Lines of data
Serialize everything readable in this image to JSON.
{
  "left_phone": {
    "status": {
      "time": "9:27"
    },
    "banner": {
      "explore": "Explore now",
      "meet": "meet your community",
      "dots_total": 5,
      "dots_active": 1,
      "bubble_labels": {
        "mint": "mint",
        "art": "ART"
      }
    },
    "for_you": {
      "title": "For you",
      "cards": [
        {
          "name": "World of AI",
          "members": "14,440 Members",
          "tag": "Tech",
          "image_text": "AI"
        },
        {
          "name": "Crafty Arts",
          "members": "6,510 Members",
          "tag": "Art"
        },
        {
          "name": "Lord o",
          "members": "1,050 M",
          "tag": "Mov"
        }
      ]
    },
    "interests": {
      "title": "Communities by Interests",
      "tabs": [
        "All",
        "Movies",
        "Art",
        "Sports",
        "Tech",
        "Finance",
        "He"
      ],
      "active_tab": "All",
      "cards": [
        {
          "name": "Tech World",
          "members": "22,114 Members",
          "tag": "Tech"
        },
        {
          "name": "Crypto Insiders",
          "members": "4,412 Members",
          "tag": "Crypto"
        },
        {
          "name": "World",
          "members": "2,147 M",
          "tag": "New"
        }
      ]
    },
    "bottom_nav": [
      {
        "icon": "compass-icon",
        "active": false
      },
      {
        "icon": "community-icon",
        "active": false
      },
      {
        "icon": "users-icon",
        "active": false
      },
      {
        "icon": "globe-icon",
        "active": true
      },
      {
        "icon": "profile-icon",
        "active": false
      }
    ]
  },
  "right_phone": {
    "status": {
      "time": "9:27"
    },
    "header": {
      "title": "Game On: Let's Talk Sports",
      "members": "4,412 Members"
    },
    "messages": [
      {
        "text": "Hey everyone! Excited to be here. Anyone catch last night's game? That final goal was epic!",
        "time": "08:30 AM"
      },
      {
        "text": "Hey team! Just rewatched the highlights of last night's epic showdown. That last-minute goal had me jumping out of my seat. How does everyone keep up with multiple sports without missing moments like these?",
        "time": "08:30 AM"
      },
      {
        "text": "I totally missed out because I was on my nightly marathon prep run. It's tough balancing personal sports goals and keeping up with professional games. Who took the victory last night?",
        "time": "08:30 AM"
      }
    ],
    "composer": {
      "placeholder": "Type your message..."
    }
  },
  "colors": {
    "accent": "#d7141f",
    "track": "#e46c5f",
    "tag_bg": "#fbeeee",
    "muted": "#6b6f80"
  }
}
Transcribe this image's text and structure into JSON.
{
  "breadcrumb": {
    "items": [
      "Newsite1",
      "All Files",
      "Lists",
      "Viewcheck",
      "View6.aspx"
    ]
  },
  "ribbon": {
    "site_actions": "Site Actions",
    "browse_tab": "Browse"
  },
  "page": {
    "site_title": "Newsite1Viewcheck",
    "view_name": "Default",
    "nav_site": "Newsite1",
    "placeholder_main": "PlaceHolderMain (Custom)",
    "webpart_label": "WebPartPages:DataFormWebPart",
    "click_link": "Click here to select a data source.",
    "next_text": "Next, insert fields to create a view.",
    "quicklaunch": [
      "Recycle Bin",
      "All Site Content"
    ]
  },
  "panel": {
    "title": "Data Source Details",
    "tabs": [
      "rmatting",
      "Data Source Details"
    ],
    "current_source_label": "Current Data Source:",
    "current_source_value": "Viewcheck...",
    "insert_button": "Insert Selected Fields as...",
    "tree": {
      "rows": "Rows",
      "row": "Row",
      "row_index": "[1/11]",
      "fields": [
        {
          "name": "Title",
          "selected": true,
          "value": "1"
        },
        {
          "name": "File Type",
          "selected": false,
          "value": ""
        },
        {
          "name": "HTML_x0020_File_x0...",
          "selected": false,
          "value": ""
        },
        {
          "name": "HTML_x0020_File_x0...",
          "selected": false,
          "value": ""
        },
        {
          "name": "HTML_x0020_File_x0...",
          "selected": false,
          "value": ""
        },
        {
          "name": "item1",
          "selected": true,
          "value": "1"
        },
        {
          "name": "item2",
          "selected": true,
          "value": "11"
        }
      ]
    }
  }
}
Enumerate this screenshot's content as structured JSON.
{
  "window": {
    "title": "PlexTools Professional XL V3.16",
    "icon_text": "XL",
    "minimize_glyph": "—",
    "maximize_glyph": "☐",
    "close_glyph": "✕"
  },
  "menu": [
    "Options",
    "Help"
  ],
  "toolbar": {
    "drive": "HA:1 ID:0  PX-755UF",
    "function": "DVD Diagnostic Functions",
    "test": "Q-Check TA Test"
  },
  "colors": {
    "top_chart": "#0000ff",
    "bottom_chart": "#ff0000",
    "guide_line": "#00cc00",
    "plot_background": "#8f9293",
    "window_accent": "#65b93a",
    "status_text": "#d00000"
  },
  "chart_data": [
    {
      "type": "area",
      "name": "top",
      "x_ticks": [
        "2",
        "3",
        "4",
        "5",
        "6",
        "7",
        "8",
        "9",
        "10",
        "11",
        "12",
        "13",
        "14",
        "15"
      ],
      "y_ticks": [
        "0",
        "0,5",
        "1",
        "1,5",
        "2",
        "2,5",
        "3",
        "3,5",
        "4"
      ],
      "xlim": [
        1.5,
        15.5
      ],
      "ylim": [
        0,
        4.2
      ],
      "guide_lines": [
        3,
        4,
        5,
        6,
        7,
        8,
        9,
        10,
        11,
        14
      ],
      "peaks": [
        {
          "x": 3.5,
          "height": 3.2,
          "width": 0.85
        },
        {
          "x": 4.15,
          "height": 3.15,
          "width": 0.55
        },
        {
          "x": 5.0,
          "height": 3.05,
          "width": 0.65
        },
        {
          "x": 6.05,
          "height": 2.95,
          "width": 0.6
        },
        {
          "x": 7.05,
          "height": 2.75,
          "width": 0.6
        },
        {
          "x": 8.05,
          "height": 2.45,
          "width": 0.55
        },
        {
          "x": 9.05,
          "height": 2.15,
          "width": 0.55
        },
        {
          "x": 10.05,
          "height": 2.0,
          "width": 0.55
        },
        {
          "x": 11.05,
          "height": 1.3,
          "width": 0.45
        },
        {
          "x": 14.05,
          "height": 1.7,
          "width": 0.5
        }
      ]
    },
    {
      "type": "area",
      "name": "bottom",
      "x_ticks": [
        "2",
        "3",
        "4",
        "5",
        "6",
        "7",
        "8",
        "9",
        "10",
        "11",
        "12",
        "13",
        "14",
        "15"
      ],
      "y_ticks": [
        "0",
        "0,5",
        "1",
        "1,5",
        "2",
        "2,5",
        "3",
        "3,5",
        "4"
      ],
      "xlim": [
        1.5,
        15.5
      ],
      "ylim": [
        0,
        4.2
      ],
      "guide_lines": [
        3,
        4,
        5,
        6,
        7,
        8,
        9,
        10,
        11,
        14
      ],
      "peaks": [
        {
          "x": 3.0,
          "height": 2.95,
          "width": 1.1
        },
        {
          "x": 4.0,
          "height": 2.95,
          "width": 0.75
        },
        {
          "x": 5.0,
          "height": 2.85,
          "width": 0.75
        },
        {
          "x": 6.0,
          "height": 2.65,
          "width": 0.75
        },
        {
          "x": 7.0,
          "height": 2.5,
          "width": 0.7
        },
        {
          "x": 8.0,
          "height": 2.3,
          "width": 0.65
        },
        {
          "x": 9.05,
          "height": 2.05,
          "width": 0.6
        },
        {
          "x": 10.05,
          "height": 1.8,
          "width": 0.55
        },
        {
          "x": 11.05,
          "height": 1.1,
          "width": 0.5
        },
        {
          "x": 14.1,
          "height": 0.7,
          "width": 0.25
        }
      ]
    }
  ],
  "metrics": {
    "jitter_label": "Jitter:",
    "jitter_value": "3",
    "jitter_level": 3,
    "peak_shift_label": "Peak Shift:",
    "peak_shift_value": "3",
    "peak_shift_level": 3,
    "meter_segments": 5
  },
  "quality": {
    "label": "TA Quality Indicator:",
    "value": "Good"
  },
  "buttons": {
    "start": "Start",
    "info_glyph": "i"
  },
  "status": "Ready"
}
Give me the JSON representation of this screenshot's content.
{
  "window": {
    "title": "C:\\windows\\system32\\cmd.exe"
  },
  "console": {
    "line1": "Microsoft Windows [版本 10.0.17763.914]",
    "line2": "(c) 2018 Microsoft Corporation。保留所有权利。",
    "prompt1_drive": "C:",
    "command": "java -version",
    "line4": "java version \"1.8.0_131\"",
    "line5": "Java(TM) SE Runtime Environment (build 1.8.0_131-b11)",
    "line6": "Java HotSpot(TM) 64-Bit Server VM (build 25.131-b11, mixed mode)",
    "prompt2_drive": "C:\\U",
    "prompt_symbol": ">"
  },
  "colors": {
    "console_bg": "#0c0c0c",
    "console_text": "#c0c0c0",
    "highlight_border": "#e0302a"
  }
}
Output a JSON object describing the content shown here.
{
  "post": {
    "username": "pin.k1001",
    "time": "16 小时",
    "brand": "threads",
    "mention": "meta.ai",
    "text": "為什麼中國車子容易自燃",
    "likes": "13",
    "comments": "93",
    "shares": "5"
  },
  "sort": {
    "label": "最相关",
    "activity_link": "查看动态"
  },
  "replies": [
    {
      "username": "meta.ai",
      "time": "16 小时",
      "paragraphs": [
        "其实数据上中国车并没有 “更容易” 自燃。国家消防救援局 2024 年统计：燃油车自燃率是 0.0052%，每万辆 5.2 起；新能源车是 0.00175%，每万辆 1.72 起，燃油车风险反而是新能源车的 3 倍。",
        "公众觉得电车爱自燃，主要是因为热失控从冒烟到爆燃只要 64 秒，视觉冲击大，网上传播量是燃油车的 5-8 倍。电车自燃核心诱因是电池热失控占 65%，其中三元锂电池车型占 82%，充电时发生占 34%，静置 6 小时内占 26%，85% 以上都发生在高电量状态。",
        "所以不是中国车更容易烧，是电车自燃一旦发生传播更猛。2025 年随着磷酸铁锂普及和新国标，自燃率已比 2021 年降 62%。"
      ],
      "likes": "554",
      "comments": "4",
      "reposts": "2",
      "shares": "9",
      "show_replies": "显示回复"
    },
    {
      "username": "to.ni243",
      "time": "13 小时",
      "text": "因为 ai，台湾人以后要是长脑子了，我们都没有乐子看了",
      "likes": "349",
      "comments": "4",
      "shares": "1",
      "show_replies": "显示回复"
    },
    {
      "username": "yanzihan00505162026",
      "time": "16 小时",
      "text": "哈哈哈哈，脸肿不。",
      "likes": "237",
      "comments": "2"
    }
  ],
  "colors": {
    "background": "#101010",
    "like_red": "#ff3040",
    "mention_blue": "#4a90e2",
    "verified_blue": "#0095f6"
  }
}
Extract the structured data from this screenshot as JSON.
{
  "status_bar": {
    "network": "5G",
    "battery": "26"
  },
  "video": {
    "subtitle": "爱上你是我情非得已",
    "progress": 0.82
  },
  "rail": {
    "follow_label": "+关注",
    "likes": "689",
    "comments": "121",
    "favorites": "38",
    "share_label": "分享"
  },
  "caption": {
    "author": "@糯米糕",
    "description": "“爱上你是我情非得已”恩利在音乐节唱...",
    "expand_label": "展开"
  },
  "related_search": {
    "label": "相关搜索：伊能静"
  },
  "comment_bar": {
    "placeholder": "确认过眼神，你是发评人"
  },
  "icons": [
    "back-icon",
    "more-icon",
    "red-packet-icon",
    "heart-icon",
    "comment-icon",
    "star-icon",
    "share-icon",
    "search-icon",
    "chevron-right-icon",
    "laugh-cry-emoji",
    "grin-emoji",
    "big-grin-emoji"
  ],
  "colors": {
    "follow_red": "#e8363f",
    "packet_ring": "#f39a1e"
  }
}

WORK TO BE COMPLETED: From the records above, pull out every line containing the word "version".

RESPONSE:
    "command": "java -version",
    "line4": "java version \"1.8.0_131\"",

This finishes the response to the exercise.